Aim of the task: Copy exactly the stretch of lines from the one holding "Decode this image" through the last line of the data below, inclusive. Leave out pictures.

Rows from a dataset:

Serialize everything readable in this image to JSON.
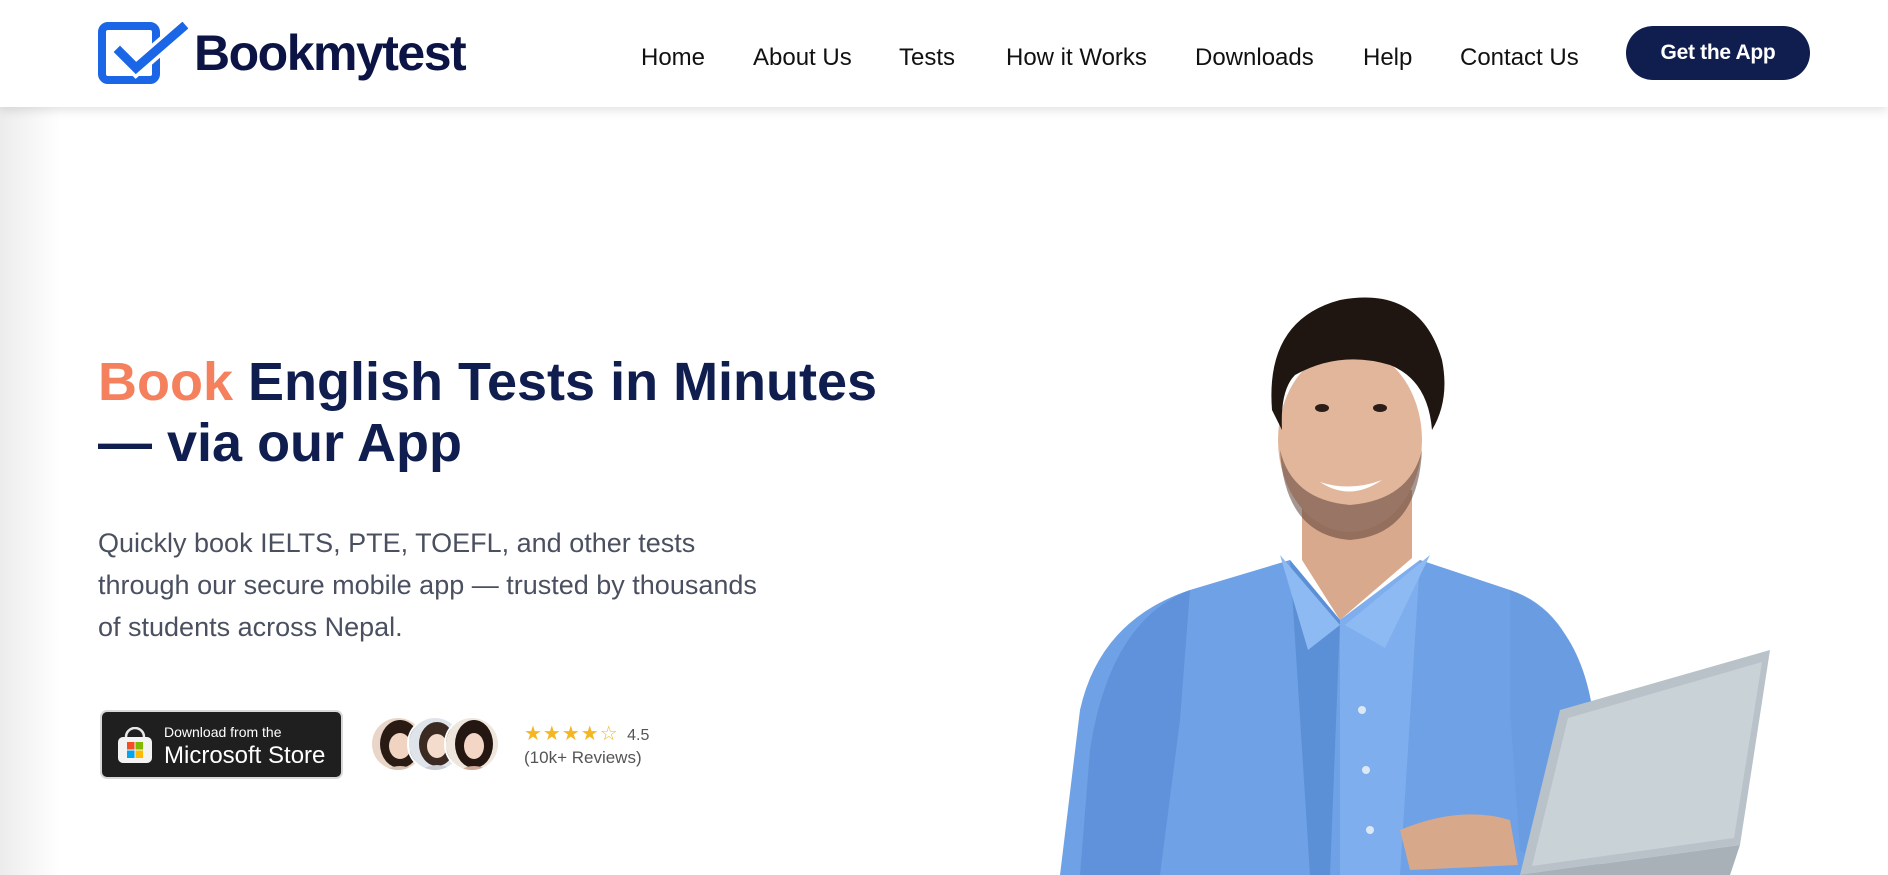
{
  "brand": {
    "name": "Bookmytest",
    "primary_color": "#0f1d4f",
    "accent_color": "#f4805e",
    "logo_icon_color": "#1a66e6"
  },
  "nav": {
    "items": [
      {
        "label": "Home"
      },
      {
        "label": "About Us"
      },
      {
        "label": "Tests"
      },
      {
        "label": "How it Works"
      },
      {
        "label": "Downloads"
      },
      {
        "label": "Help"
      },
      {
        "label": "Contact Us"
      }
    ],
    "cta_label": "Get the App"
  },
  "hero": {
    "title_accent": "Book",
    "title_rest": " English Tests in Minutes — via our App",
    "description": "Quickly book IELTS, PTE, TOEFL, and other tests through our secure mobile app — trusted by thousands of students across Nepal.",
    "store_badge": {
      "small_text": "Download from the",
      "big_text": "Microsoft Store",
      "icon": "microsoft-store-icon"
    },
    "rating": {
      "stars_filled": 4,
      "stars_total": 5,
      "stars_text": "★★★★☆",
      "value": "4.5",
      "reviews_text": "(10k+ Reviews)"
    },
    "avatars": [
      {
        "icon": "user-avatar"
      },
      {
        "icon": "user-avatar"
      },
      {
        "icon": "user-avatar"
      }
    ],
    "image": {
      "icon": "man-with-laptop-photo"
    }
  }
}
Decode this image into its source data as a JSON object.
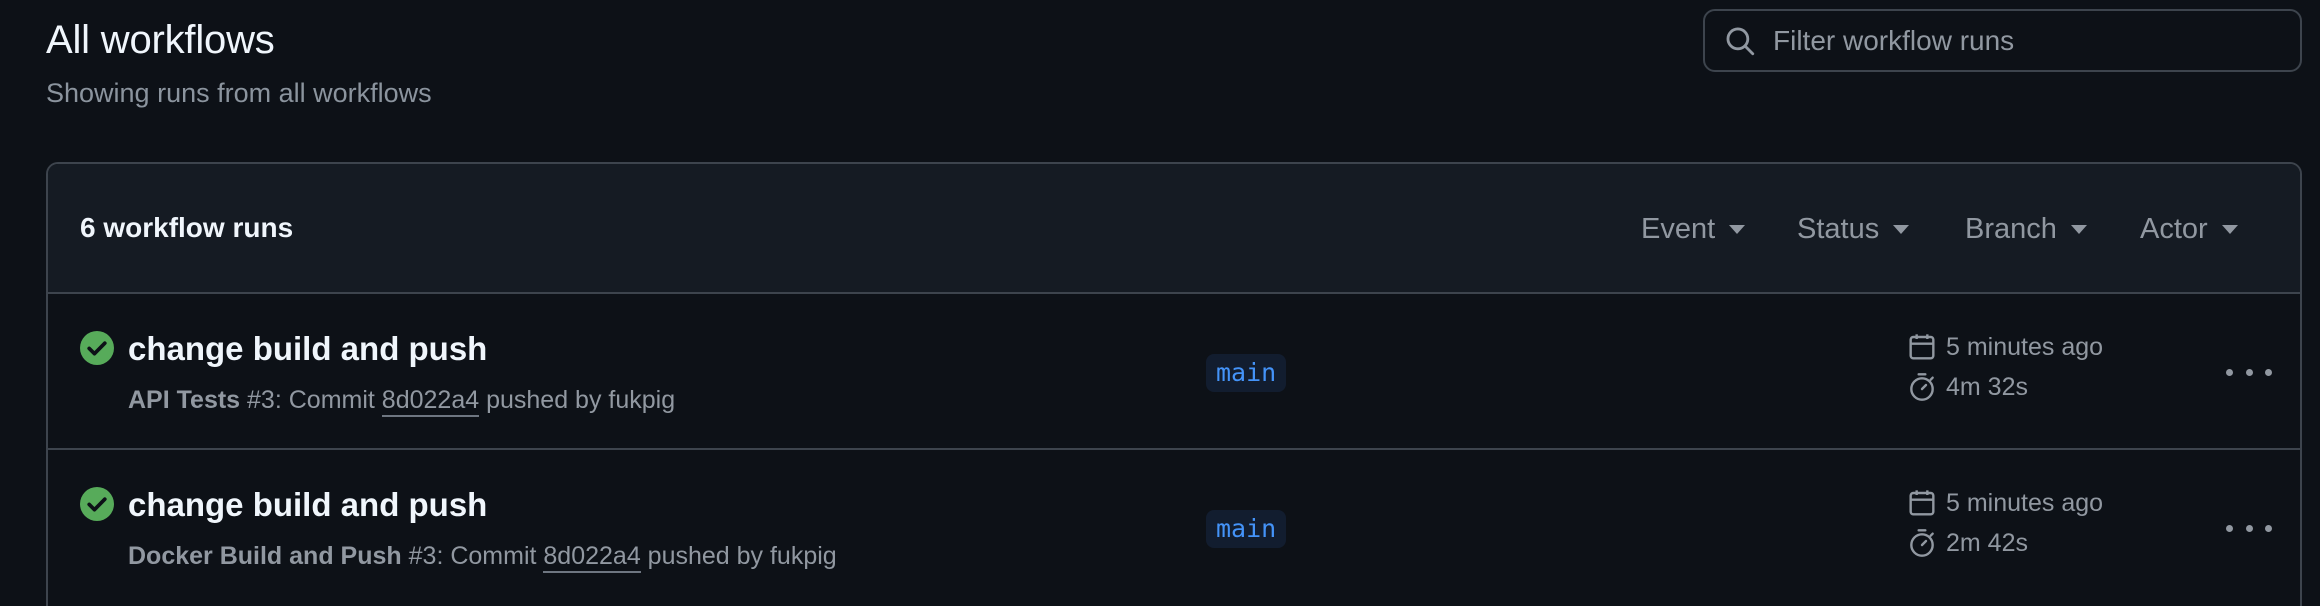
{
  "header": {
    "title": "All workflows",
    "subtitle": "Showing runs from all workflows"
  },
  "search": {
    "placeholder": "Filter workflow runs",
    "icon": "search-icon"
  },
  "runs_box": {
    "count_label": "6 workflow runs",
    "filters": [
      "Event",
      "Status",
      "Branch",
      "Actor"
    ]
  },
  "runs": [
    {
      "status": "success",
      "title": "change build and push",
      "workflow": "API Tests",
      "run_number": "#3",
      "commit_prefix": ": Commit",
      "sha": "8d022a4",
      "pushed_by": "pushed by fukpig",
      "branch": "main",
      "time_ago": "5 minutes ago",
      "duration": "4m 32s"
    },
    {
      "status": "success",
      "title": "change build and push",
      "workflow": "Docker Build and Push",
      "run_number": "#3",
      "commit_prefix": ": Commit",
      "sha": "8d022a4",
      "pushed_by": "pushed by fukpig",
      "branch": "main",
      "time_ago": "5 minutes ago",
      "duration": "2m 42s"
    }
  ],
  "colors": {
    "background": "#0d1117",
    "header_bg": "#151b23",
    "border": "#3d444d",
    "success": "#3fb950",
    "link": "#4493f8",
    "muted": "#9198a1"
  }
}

Result:
Decode this image into its source data as a JSON object.
{
  "header": {
    "title": "All workflows",
    "subtitle": "Showing runs from all workflows"
  },
  "search": {
    "placeholder": "Filter workflow runs",
    "icon": "search-icon"
  },
  "runs_box": {
    "count_label": "6 workflow runs",
    "filters": [
      "Event",
      "Status",
      "Branch",
      "Actor"
    ]
  },
  "runs": [
    {
      "status": "success",
      "title": "change build and push",
      "workflow": "API Tests",
      "run_number": "#3",
      "commit_prefix": ": Commit",
      "sha": "8d022a4",
      "pushed_by": "pushed by fukpig",
      "branch": "main",
      "time_ago": "5 minutes ago",
      "duration": "4m 32s"
    },
    {
      "status": "success",
      "title": "change build and push",
      "workflow": "Docker Build and Push",
      "run_number": "#3",
      "commit_prefix": ": Commit",
      "sha": "8d022a4",
      "pushed_by": "pushed by fukpig",
      "branch": "main",
      "time_ago": "5 minutes ago",
      "duration": "2m 42s"
    }
  ],
  "colors": {
    "background": "#0d1117",
    "header_bg": "#151b23",
    "border": "#3d444d",
    "success": "#3fb950",
    "link": "#4493f8",
    "muted": "#9198a1"
  }
}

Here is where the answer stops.